— Start INPUT FOR THIS TASK —
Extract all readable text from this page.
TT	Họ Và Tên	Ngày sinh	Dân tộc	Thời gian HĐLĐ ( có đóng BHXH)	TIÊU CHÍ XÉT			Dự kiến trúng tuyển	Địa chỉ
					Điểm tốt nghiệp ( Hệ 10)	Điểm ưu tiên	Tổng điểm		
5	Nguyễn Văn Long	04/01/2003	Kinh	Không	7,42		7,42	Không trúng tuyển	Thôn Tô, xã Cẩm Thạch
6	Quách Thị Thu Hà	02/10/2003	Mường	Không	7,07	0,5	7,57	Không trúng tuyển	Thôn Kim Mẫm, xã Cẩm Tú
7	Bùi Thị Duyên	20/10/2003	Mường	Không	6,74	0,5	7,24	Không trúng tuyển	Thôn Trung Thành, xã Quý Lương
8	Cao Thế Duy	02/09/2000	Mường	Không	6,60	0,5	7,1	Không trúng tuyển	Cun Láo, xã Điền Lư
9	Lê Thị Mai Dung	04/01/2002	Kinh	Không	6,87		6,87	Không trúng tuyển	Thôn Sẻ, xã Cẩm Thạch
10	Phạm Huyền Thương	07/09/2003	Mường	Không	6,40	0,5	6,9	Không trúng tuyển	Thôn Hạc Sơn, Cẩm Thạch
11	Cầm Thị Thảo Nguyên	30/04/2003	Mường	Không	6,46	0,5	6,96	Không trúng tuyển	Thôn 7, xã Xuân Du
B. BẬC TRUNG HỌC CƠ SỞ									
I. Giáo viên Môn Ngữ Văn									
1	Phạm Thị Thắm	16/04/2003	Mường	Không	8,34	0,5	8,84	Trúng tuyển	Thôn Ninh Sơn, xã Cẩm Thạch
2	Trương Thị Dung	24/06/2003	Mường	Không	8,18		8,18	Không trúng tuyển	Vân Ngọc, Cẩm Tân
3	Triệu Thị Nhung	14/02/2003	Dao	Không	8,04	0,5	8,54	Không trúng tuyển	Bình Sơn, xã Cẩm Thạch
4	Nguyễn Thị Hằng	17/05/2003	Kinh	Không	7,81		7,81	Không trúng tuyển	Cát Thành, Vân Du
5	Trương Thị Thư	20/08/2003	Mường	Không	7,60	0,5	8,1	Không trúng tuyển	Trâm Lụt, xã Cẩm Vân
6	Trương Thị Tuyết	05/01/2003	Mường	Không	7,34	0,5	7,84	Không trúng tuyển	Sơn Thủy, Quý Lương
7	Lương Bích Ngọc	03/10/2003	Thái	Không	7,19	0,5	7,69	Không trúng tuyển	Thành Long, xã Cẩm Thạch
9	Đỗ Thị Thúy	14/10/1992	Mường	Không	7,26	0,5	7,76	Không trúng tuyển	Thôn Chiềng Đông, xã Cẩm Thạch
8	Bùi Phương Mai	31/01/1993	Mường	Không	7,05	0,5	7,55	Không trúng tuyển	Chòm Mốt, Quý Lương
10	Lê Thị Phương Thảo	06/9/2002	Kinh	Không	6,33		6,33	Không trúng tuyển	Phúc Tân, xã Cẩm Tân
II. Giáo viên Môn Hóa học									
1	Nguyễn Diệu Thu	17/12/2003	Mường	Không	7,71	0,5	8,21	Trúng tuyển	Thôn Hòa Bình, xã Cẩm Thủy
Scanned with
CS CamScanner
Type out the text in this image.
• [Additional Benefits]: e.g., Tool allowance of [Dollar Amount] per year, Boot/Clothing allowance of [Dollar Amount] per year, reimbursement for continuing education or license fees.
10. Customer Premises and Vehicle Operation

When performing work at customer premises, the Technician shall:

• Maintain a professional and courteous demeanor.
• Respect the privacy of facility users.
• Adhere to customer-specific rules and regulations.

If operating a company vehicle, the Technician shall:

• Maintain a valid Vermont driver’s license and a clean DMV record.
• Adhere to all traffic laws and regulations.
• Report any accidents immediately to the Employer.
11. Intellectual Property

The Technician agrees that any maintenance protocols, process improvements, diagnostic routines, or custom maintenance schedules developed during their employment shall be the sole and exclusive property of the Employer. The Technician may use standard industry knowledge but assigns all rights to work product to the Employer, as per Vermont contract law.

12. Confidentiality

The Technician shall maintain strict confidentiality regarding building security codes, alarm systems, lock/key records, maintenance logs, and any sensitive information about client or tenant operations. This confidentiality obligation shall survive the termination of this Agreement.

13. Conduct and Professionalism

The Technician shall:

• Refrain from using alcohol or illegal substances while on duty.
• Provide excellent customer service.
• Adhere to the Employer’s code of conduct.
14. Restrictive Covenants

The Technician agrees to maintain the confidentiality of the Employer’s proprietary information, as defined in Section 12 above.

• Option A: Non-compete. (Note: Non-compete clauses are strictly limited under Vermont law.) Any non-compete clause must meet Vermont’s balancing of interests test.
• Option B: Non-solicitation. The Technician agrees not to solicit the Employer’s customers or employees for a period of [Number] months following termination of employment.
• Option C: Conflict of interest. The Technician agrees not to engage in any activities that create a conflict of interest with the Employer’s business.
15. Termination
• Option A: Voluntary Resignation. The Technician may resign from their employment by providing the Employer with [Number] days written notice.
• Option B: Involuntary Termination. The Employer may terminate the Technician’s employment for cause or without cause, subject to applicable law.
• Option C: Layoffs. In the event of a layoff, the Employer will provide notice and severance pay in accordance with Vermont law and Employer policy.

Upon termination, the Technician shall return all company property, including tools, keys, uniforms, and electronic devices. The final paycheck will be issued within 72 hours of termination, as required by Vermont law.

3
— End INPUT FOR THIS TASK —
*EXERCISE OBJECTIVE*.
List the lines that contain the word "Employer".

*FINISHED TASK*.
• Report any accidents immediately to the Employer.
The Technician agrees that any maintenance protocols, process improvements, diagnostic routines, or custom maintenance schedules developed during their employment shall be the sole and exclusive property of the Employer. The Technician may use standard industry knowledge but assigns all rights to work product to the Employer, as per Vermont contract law.
• Adhere to the Employer’s code of conduct.
The Technician agrees to maintain the confidentiality of the Employer’s proprietary information, as defined in Section 12 above.
• Option B: Non-solicitation. The Technician agrees not to solicit the Employer’s customers or employees for a period of [Number] months following termination of employment.
• Option C: Conflict of interest. The Technician agrees not to engage in any activities that create a conflict of interest with the Employer’s business.
• Option A: Voluntary Resignation. The Technician may resign from their employment by providing the Employer with [Number] days written notice.
• Option B: Involuntary Termination. The Employer may terminate the Technician’s employment for cause or without cause, subject to applicable law.
• Option C: Layoffs. In the event of a layoff, the Employer will provide notice and severance pay in accordance with Vermont law and Employer policy.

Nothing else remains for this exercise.